> RECORDS FOR PROCESSING:
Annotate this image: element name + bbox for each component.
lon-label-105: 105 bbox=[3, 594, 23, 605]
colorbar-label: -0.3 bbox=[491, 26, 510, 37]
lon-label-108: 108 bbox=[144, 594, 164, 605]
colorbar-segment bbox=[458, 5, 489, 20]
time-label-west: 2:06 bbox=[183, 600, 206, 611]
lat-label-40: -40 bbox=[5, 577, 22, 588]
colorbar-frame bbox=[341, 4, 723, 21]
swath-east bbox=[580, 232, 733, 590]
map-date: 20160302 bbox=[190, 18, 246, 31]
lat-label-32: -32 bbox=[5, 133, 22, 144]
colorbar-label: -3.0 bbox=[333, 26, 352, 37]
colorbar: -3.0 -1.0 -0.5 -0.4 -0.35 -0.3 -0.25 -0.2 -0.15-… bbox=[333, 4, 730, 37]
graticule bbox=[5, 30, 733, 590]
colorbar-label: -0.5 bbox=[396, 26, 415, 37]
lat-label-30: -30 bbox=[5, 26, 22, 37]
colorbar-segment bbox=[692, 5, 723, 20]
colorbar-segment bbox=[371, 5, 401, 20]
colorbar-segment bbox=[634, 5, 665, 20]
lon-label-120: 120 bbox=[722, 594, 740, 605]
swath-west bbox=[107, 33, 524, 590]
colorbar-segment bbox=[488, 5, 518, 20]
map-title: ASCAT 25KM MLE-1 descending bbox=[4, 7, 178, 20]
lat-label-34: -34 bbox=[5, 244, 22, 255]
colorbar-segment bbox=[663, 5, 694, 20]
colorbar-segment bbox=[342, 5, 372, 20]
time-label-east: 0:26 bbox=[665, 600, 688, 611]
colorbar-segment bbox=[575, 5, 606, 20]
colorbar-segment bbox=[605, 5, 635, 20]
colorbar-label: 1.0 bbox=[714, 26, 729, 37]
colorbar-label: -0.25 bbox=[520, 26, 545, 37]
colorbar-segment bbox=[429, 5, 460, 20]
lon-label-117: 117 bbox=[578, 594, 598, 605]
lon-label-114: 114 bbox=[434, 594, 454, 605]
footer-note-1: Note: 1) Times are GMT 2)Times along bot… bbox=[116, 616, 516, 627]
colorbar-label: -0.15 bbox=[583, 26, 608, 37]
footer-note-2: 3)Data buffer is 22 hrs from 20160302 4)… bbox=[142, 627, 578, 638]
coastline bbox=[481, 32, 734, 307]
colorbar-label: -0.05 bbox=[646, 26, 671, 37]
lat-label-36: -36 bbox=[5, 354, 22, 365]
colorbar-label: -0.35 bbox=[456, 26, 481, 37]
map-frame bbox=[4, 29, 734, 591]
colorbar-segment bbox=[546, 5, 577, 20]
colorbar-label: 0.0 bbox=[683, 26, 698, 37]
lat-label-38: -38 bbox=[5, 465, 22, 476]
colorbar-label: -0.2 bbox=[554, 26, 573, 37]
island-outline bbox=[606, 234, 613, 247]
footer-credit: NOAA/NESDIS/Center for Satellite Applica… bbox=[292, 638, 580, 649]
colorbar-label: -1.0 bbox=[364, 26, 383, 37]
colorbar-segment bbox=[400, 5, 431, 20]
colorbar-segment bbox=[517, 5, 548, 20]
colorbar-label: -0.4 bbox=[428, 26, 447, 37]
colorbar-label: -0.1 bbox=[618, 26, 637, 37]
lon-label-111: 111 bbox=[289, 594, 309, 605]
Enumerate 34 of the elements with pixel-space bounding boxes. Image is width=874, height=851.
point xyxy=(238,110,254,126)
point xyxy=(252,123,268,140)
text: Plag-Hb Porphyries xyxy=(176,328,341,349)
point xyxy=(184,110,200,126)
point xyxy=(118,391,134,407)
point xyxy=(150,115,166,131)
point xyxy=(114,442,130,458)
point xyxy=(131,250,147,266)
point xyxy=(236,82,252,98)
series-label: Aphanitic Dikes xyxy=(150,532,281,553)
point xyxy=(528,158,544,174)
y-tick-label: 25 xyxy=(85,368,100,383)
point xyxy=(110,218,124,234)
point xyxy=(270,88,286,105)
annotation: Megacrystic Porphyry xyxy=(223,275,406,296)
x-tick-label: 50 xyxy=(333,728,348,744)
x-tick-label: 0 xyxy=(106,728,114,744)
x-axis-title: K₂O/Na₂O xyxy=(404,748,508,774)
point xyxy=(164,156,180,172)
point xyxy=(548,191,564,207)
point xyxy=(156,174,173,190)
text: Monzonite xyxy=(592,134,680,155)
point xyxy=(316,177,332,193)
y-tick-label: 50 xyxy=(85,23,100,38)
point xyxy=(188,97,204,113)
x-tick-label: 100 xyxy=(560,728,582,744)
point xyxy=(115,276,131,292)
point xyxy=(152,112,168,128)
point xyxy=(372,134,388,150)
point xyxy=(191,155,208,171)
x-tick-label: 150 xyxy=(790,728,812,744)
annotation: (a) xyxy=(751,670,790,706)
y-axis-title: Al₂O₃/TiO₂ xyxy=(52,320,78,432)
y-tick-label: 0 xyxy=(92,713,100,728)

> WHAT YOU ARE ASKED TO DO:
Quote the records verbatim, from the first line through the line containing "lon-label-120: 120 bbox=[722, 594, 740, 605]".

> SOLUTION BELOW:
Annotate this image: element name + bbox for each component.
lon-label-105: 105 bbox=[3, 594, 23, 605]
colorbar-label: -0.3 bbox=[491, 26, 510, 37]
lon-label-108: 108 bbox=[144, 594, 164, 605]
colorbar-segment bbox=[458, 5, 489, 20]
time-label-west: 2:06 bbox=[183, 600, 206, 611]
lat-label-40: -40 bbox=[5, 577, 22, 588]
colorbar-frame bbox=[341, 4, 723, 21]
swath-east bbox=[580, 232, 733, 590]
map-date: 20160302 bbox=[190, 18, 246, 31]
lat-label-32: -32 bbox=[5, 133, 22, 144]
colorbar-label: -3.0 bbox=[333, 26, 352, 37]
colorbar: -3.0 -1.0 -0.5 -0.4 -0.35 -0.3 -0.25 -0.2 -0.15-… bbox=[333, 4, 730, 37]
graticule bbox=[5, 30, 733, 590]
colorbar-label: -0.5 bbox=[396, 26, 415, 37]
lat-label-30: -30 bbox=[5, 26, 22, 37]
colorbar-segment bbox=[692, 5, 723, 20]
colorbar-segment bbox=[371, 5, 401, 20]
colorbar-segment bbox=[634, 5, 665, 20]
lon-label-120: 120 bbox=[722, 594, 740, 605]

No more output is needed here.